[Raw records]
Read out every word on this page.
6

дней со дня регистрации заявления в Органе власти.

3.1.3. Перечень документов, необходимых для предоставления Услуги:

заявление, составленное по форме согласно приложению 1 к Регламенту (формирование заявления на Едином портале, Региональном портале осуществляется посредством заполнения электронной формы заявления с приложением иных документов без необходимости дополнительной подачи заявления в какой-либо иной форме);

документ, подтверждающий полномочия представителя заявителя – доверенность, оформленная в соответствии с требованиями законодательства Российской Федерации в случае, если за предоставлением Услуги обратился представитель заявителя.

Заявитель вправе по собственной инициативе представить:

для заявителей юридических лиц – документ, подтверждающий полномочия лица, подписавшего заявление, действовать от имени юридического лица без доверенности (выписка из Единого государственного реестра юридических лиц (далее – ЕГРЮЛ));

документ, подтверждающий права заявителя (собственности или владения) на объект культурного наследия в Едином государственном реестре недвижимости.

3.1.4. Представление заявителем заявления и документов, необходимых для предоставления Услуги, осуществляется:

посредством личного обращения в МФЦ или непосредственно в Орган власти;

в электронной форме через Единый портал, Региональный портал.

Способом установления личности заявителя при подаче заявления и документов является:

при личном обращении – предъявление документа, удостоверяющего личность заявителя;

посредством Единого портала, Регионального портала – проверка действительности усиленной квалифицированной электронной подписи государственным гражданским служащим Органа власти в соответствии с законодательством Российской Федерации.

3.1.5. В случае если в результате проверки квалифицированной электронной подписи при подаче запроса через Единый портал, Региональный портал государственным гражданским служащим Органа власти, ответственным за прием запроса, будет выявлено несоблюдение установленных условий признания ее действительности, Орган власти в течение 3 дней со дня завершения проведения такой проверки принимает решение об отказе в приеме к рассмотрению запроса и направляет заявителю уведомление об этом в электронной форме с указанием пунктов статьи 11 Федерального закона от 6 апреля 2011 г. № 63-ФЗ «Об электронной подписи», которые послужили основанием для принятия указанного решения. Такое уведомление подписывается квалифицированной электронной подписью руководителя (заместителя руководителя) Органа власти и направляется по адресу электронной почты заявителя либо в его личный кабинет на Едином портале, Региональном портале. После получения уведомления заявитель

Work to complete
Reproduce each line verbatim.

Expected answer
Read out every word on this page.
6

дней со дня регистрации заявления в Органе власти.

3.1.3. Перечень документов, необходимых для предоставления Услуги:

заявление, составленное по форме согласно приложению 1 к Регламенту (формирование заявления на Едином портале, Региональном портале осуществляется посредством заполнения электронной формы заявления с приложением иных документов без необходимости дополнительной подачи заявления в какой-либо иной форме);

документ, подтверждающий полномочия представителя заявителя – доверенность, оформленная в соответствии с требованиями законодательства Российской Федерации в случае, если за предоставлением Услуги обратился представитель заявителя.

Заявитель вправе по собственной инициативе представить:

для заявителей юридических лиц – документ, подтверждающий полномочия лица, подписавшего заявление, действовать от имени юридического лица без доверенности (выписка из Единого государственного реестра юридических лиц (далее – ЕГРЮЛ));

документ, подтверждающий права заявителя (собственности или владения) на объект культурного наследия в Едином государственном реестре недвижимости.

3.1.4. Представление заявителем заявления и документов, необходимых для предоставления Услуги, осуществляется:

посредством личного обращения в МФЦ или непосредственно в Орган власти;

в электронной форме через Единый портал, Региональный портал.

Способом установления личности заявителя при подаче заявления и документов является:

при личном обращении – предъявление документа, удостоверяющего личность заявителя;

посредством Единого портала, Регионального портала – проверка действительности усиленной квалифицированной электронной подписи государственным гражданским служащим Органа власти в соответствии с законодательством Российской Федерации.

3.1.5. В случае если в результате проверки квалифицированной электронной подписи при подаче запроса через Единый портал, Региональный портал государственным гражданским служащим Органа власти, ответственным за прием запроса, будет выявлено несоблюдение установленных условий признания ее действительности, Орган власти в течение 3 дней со дня завершения проведения такой проверки принимает решение об отказе в приеме к рассмотрению запроса и направляет заявителю уведомление об этом в электронной форме с указанием пунктов статьи 11 Федерального закона от 6 апреля 2011 г. № 63-ФЗ «Об электронной подписи», которые послужили основанием для принятия указанного решения. Такое уведомление подписывается квалифицированной электронной подписью руководителя (заместителя руководителя) Органа власти и направляется по адресу электронной почты заявителя либо в его личный кабинет на Едином портале, Региональном портале. После получения уведомления заявитель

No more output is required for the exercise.